# To do
In the entries below, find the lines that contain the word "음악학이" and copy them.

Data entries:
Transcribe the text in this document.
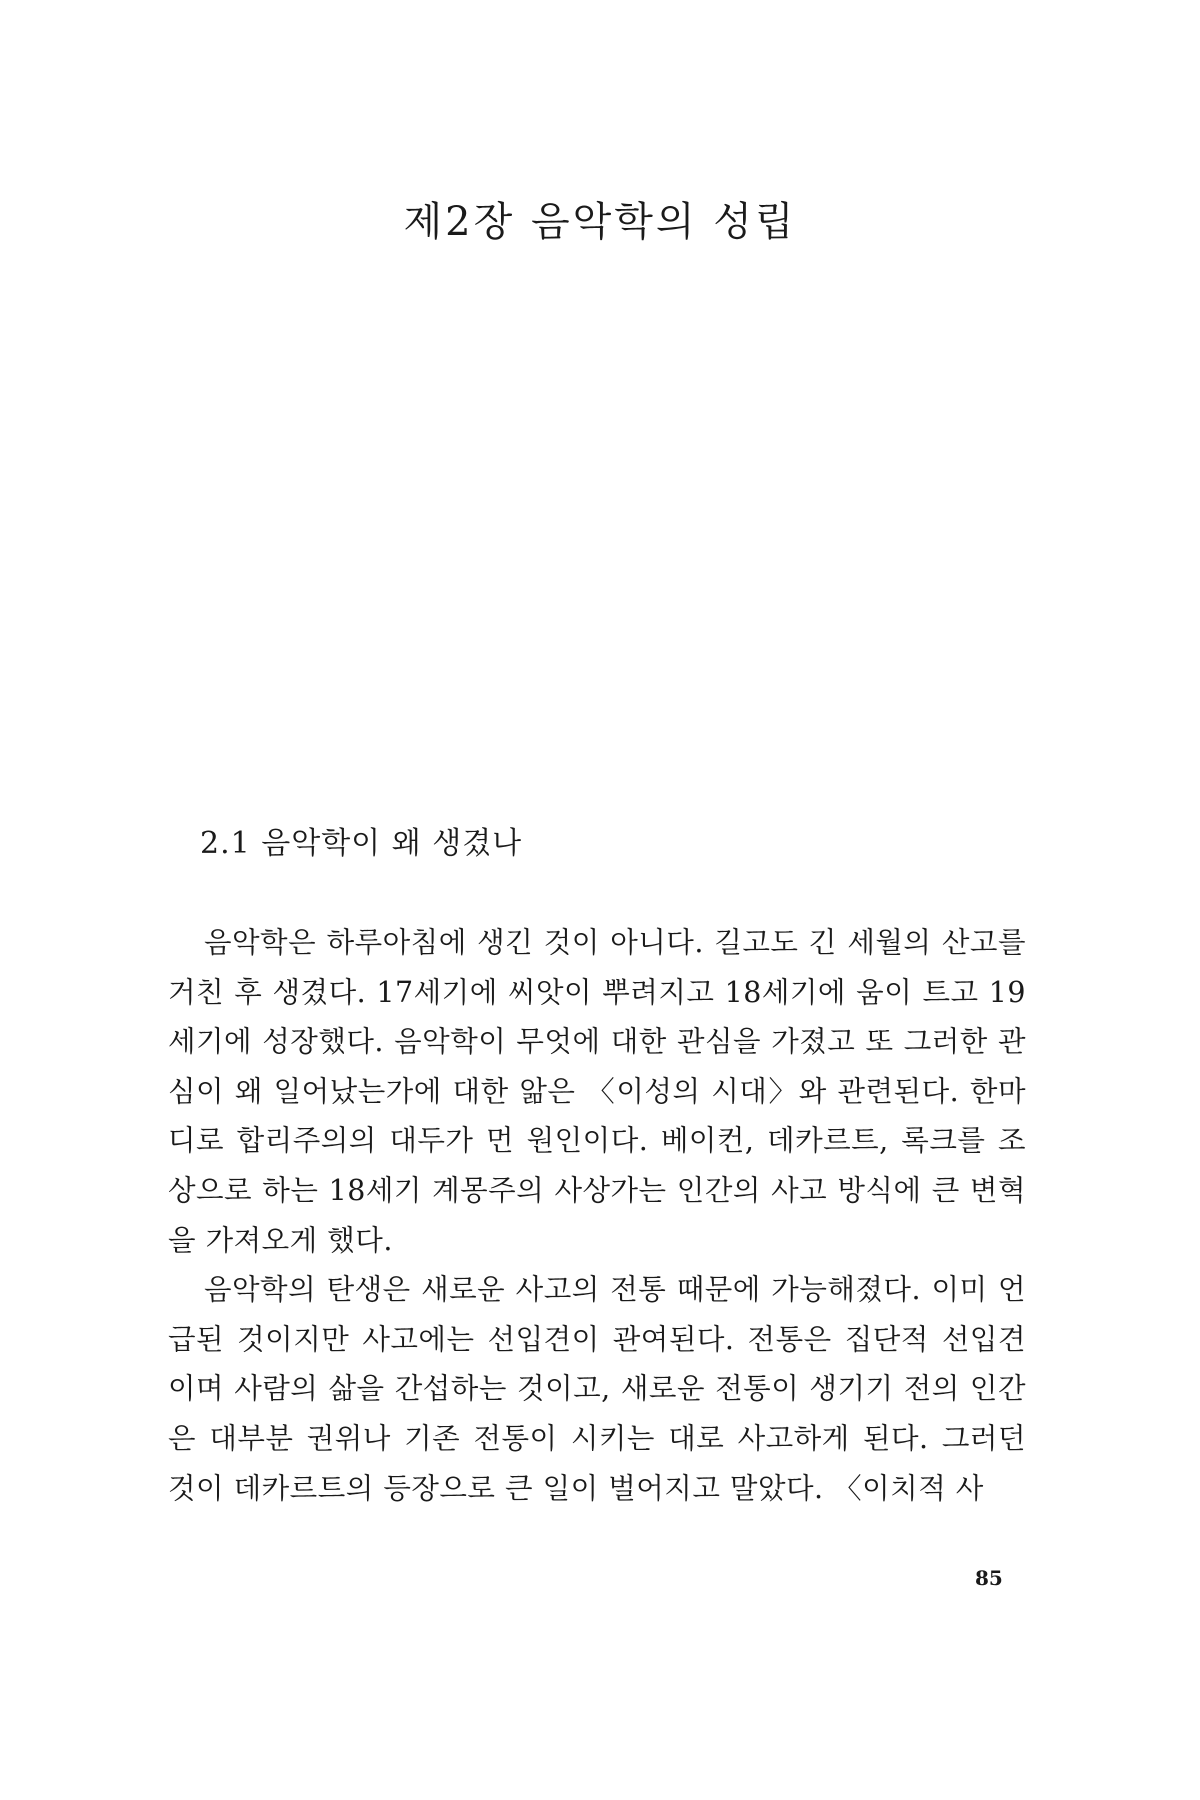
제2장 음악학의 성립
2.1 음악학이 왜 생겼나

음악학은 하루아침에 생긴 것이 아니다. 길고도 긴 세월의 산고를 거친 후 생겼다. 17세기에 씨앗이 뿌려지고 18세기에 움이 트고 19세기에 성장했다. 음악학이 무엇에 대한 관심을 가졌고 또 그러한 관심이 왜 일어났는가에 대한 앎은 〈이성의 시대〉와 관련된다. 한마디로 합리주의의 대두가 먼 원인이다. 베이컨, 데카르트, 록크를 조상으로 하는 18세기 계몽주의 사상가는 인간의 사고 방식에 큰 변혁을 가져오게 했다.

음악학의 탄생은 새로운 사고의 전통 때문에 가능해졌다. 이미 언급된 것이지만 사고에는 선입견이 관여된다. 전통은 집단적 선입견이며 사람의 삶을 간섭하는 것이고, 새로운 전통이 생기기 전의 인간은 대부분 권위나 기존 전통이 시키는 대로 사고하게 된다. 그러던 것이 데카르트의 등장으로 큰 일이 벌어지고 말았다. 〈이치적 사

85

# Task answer
2.1 음악학이 왜 생겼나
음악학은 하루아침에 생긴 것이 아니다. 길고도 긴 세월의 산고를 거친 후 생겼다. 17세기에 씨앗이 뿌려지고 18세기에 움이 트고 19세기에 성장했다. 음악학이 무엇에 대한 관심을 가졌고 또 그러한 관심이 왜 일어났는가에 대한 앎은 〈이성의 시대〉와 관련된다. 한마디로 합리주의의 대두가 먼 원인이다. 베이컨, 데카르트, 록크를 조상으로 하는 18세기 계몽주의 사상가는 인간의 사고 방식에 큰 변혁을 가져오게 했다.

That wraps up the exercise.